INSTRUCTIONS TO FOLLOW | Every line from the one with "Read all visible" to the end of the data needs to be copied exactly, and no line before it.

^^^^^^^^^^^^^^^^

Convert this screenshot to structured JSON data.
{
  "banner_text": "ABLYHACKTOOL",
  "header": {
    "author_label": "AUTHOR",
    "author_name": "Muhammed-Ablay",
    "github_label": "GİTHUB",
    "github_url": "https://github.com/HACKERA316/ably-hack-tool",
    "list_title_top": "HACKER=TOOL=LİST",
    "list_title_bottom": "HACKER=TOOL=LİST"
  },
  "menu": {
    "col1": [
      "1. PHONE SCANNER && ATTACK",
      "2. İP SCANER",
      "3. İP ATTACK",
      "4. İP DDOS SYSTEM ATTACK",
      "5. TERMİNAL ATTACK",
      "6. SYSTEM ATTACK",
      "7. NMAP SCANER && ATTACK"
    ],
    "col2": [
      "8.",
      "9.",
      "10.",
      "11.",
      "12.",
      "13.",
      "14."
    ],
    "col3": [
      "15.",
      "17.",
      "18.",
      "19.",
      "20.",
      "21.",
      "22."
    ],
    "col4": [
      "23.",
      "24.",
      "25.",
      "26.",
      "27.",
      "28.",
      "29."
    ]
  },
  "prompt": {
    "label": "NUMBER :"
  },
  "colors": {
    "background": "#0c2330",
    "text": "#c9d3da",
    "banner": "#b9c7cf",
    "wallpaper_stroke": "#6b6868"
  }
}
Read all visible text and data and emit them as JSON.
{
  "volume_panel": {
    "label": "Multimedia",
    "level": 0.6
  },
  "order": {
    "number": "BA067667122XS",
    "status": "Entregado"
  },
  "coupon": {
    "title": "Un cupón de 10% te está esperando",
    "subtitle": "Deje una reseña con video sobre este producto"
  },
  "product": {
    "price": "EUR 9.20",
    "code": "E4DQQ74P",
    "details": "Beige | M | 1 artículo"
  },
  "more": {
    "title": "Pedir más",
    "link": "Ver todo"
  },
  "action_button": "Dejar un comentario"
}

^^^^^^^^^^^^^^^^

RESULT FOR THIS TASK |
Read all visible text and data and emit them as JSON.
{
  "volume_panel": {
    "label": "Multimedia",
    "level": 0.6
  },
  "order": {
    "number": "BA067667122XS",
    "status": "Entregado"
  },
  "coupon": {
    "title": "Un cupón de 10% te está esperando",
    "subtitle": "Deje una reseña con video sobre este producto"
  },
  "product": {
    "price": "EUR 9.20",
    "code": "E4DQQ74P",
    "details": "Beige | M | 1 artículo"
  },
  "more": {
    "title": "Pedir más",
    "link": "Ver todo"
  },
  "action_button": "Dejar un comentario"
}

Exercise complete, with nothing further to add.